[Exercise brief]
Quote every line of the material beneath this one.
==============================
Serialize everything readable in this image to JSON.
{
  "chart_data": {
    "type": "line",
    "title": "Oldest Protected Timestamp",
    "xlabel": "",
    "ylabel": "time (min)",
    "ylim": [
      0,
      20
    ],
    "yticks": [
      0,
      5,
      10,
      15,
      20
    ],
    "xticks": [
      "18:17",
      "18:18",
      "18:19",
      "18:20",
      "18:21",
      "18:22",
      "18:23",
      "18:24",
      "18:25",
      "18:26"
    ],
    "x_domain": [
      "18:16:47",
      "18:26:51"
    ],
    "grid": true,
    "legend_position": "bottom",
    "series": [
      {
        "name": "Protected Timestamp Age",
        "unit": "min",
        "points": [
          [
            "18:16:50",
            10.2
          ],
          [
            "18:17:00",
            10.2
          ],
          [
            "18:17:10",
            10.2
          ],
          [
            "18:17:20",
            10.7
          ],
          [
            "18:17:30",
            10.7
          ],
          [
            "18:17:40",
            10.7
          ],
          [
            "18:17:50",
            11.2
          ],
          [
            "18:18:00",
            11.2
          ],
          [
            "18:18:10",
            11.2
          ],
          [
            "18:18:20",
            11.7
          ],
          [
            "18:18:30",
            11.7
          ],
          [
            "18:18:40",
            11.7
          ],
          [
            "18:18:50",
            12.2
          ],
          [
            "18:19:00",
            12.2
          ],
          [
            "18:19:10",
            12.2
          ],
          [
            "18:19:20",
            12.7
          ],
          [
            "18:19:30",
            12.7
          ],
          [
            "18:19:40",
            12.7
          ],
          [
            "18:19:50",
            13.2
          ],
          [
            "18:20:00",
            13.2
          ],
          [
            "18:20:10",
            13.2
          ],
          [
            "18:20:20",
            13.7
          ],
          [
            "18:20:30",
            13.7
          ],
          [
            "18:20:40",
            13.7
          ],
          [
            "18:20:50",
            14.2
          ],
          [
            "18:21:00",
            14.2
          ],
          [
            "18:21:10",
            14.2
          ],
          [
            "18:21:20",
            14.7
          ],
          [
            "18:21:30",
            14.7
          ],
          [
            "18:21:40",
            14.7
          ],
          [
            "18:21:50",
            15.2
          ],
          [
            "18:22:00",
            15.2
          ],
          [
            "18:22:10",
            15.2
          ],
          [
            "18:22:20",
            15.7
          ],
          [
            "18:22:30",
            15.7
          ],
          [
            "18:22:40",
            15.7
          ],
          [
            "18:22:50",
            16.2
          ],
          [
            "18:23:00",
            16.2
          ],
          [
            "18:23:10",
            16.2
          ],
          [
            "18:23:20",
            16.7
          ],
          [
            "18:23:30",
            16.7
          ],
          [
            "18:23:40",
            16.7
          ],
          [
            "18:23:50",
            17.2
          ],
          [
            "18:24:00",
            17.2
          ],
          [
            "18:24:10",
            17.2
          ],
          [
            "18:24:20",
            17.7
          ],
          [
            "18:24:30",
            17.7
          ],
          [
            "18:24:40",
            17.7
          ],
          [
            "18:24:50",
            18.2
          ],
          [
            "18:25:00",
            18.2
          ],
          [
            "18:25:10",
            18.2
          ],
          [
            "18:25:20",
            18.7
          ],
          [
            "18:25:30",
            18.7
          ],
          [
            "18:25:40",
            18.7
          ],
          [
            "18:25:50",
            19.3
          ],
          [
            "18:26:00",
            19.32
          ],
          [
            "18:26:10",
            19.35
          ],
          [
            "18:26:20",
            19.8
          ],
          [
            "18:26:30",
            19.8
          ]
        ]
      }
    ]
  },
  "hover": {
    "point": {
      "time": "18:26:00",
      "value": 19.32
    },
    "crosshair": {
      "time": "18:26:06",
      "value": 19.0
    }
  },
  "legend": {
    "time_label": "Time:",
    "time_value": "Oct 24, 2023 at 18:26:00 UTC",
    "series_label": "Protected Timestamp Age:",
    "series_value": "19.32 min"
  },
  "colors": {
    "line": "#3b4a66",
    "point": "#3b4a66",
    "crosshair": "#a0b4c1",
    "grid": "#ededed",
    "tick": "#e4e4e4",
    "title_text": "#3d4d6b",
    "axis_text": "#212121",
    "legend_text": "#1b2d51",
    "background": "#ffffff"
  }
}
==============================
[Response to this exercise]
Serialize everything readable in this image to JSON.
{
  "chart_data": {
    "type": "line",
    "title": "Oldest Protected Timestamp",
    "xlabel": "",
    "ylabel": "time (min)",
    "ylim": [
      0,
      20
    ],
    "yticks": [
      0,
      5,
      10,
      15,
      20
    ],
    "xticks": [
      "18:17",
      "18:18",
      "18:19",
      "18:20",
      "18:21",
      "18:22",
      "18:23",
      "18:24",
      "18:25",
      "18:26"
    ],
    "x_domain": [
      "18:16:47",
      "18:26:51"
    ],
    "grid": true,
    "legend_position": "bottom",
    "series": [
      {
        "name": "Protected Timestamp Age",
        "unit": "min",
        "points": [
          [
            "18:16:50",
            10.2
          ],
          [
            "18:17:00",
            10.2
          ],
          [
            "18:17:10",
            10.2
          ],
          [
            "18:17:20",
            10.7
          ],
          [
            "18:17:30",
            10.7
          ],
          [
            "18:17:40",
            10.7
          ],
          [
            "18:17:50",
            11.2
          ],
          [
            "18:18:00",
            11.2
          ],
          [
            "18:18:10",
            11.2
          ],
          [
            "18:18:20",
            11.7
          ],
          [
            "18:18:30",
            11.7
          ],
          [
            "18:18:40",
            11.7
          ],
          [
            "18:18:50",
            12.2
          ],
          [
            "18:19:00",
            12.2
          ],
          [
            "18:19:10",
            12.2
          ],
          [
            "18:19:20",
            12.7
          ],
          [
            "18:19:30",
            12.7
          ],
          [
            "18:19:40",
            12.7
          ],
          [
            "18:19:50",
            13.2
          ],
          [
            "18:20:00",
            13.2
          ],
          [
            "18:20:10",
            13.2
          ],
          [
            "18:20:20",
            13.7
          ],
          [
            "18:20:30",
            13.7
          ],
          [
            "18:20:40",
            13.7
          ],
          [
            "18:20:50",
            14.2
          ],
          [
            "18:21:00",
            14.2
          ],
          [
            "18:21:10",
            14.2
          ],
          [
            "18:21:20",
            14.7
          ],
          [
            "18:21:30",
            14.7
          ],
          [
            "18:21:40",
            14.7
          ],
          [
            "18:21:50",
            15.2
          ],
          [
            "18:22:00",
            15.2
          ],
          [
            "18:22:10",
            15.2
          ],
          [
            "18:22:20",
            15.7
          ],
          [
            "18:22:30",
            15.7
          ],
          [
            "18:22:40",
            15.7
          ],
          [
            "18:22:50",
            16.2
          ],
          [
            "18:23:00",
            16.2
          ],
          [
            "18:23:10",
            16.2
          ],
          [
            "18:23:20",
            16.7
          ],
          [
            "18:23:30",
            16.7
          ],
          [
            "18:23:40",
            16.7
          ],
          [
            "18:23:50",
            17.2
          ],
          [
            "18:24:00",
            17.2
          ],
          [
            "18:24:10",
            17.2
          ],
          [
            "18:24:20",
            17.7
          ],
          [
            "18:24:30",
            17.7
          ],
          [
            "18:24:40",
            17.7
          ],
          [
            "18:24:50",
            18.2
          ],
          [
            "18:25:00",
            18.2
          ],
          [
            "18:25:10",
            18.2
          ],
          [
            "18:25:20",
            18.7
          ],
          [
            "18:25:30",
            18.7
          ],
          [
            "18:25:40",
            18.7
          ],
          [
            "18:25:50",
            19.3
          ],
          [
            "18:26:00",
            19.32
          ],
          [
            "18:26:10",
            19.35
          ],
          [
            "18:26:20",
            19.8
          ],
          [
            "18:26:30",
            19.8
          ]
        ]
      }
    ]
  },
  "hover": {
    "point": {
      "time": "18:26:00",
      "value": 19.32
    },
    "crosshair": {
      "time": "18:26:06",
      "value": 19.0
    }
  },
  "legend": {
    "time_label": "Time:",
    "time_value": "Oct 24, 2023 at 18:26:00 UTC",
    "series_label": "Protected Timestamp Age:",
    "series_value": "19.32 min"
  },
  "colors": {
    "line": "#3b4a66",
    "point": "#3b4a66",
    "crosshair": "#a0b4c1",
    "grid": "#ededed",
    "tick": "#e4e4e4",
    "title_text": "#3d4d6b",
    "axis_text": "#212121",
    "legend_text": "#1b2d51",
    "background": "#ffffff"
  }
}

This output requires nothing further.